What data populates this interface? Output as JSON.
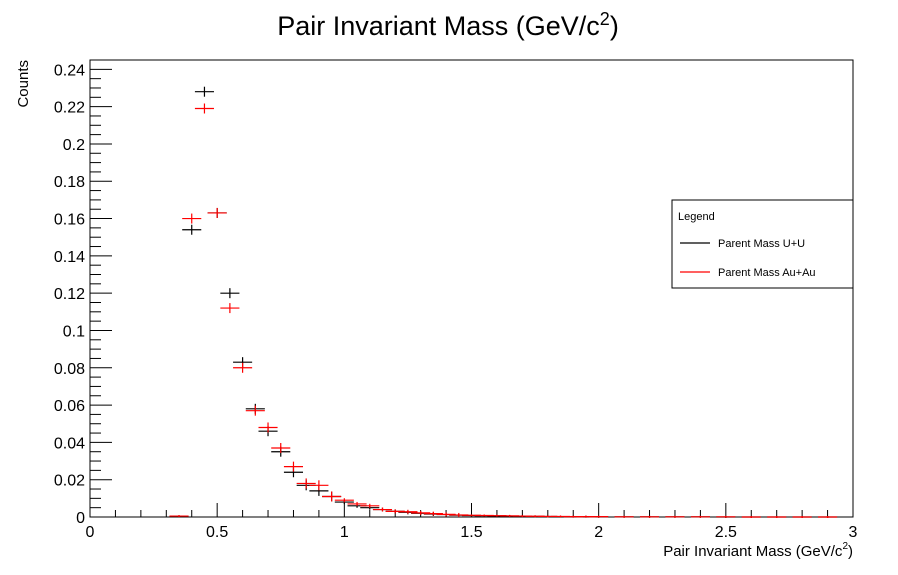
{
  "chart_data": {
    "type": "scatter",
    "title": "Pair Invariant Mass (GeV/c",
    "title_sup": "2",
    "title_close": ")",
    "xlabel": "Pair Invariant Mass (GeV/c",
    "xlabel_sup": "2",
    "xlabel_close": ")",
    "ylabel": "Counts",
    "xlim": [
      0,
      3
    ],
    "ylim": [
      0,
      0.245
    ],
    "x_ticks": [
      0,
      0.5,
      1,
      1.5,
      2,
      2.5,
      3
    ],
    "x_tick_labels": [
      "0",
      "0.5",
      "1",
      "1.5",
      "2",
      "2.5",
      "3"
    ],
    "y_ticks": [
      0,
      0.02,
      0.04,
      0.06,
      0.08,
      0.1,
      0.12,
      0.14,
      0.16,
      0.18,
      0.2,
      0.22,
      0.24
    ],
    "y_tick_labels": [
      "0",
      "0.02",
      "0.04",
      "0.06",
      "0.08",
      "0.1",
      "0.12",
      "0.14",
      "0.16",
      "0.18",
      "0.2",
      "0.22",
      "0.24"
    ],
    "grid": false,
    "legend": {
      "title": "Legend",
      "position": "right",
      "entries": [
        "Parent Mass U+U",
        "Parent Mass Au+Au"
      ]
    },
    "series": [
      {
        "name": "Parent Mass U+U",
        "color": "#000000",
        "x": [
          0.35,
          0.4,
          0.45,
          0.5,
          0.55,
          0.6,
          0.65,
          0.7,
          0.75,
          0.8,
          0.85,
          0.9,
          0.95,
          1.0,
          1.05,
          1.1,
          1.15,
          1.2,
          1.25,
          1.3,
          1.35,
          1.4,
          1.45,
          1.5,
          1.55,
          1.6,
          1.65,
          1.7,
          1.75,
          1.8,
          1.85,
          1.9,
          1.95,
          2.0,
          2.1,
          2.2,
          2.3,
          2.4,
          2.5,
          2.6,
          2.7,
          2.8,
          2.9
        ],
        "y": [
          0.0004,
          0.154,
          0.228,
          0.163,
          0.12,
          0.083,
          0.058,
          0.046,
          0.035,
          0.024,
          0.017,
          0.014,
          0.011,
          0.008,
          0.006,
          0.005,
          0.004,
          0.003,
          0.0025,
          0.002,
          0.0016,
          0.0013,
          0.001,
          0.0008,
          0.0007,
          0.0006,
          0.0005,
          0.0004,
          0.0003,
          0.0003,
          0.0002,
          0.0002,
          0.0002,
          0.0001,
          0.0001,
          0.0001,
          0.0001,
          0.0001,
          0.0,
          0.0,
          0.0,
          0.0,
          0.0
        ]
      },
      {
        "name": "Parent Mass Au+Au",
        "color": "#ff0000",
        "x": [
          0.35,
          0.4,
          0.45,
          0.5,
          0.55,
          0.6,
          0.65,
          0.7,
          0.75,
          0.8,
          0.85,
          0.9,
          0.95,
          1.0,
          1.05,
          1.1,
          1.15,
          1.2,
          1.25,
          1.3,
          1.35,
          1.4,
          1.45,
          1.5,
          1.55,
          1.6,
          1.65,
          1.7,
          1.75,
          1.8,
          1.85,
          1.9,
          1.95,
          2.0,
          2.1,
          2.2,
          2.3,
          2.4,
          2.5,
          2.6,
          2.7,
          2.8,
          2.9
        ],
        "y": [
          0.0005,
          0.16,
          0.219,
          0.163,
          0.112,
          0.08,
          0.057,
          0.048,
          0.037,
          0.027,
          0.018,
          0.017,
          0.011,
          0.009,
          0.007,
          0.006,
          0.004,
          0.003,
          0.0028,
          0.0022,
          0.0018,
          0.0014,
          0.0011,
          0.0009,
          0.0008,
          0.0007,
          0.0006,
          0.0005,
          0.0004,
          0.0003,
          0.0003,
          0.0002,
          0.0002,
          0.0002,
          0.0001,
          0.0001,
          0.0001,
          0.0001,
          0.0001,
          0.0,
          0.0,
          0.0,
          0.0
        ]
      }
    ]
  }
}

**EXERCISE AIM**
Search the entries for the string "Mass" and collect each line that has it.

**ANSWER TO THIS EXERCISE**
    "title": "Pair Invariant Mass (GeV/c",
    "xlabel": "Pair Invariant Mass (GeV/c",
        "Parent Mass U+U",
        "Parent Mass Au+Au"
        "name": "Parent Mass U+U",
        "name": "Parent Mass Au+Au",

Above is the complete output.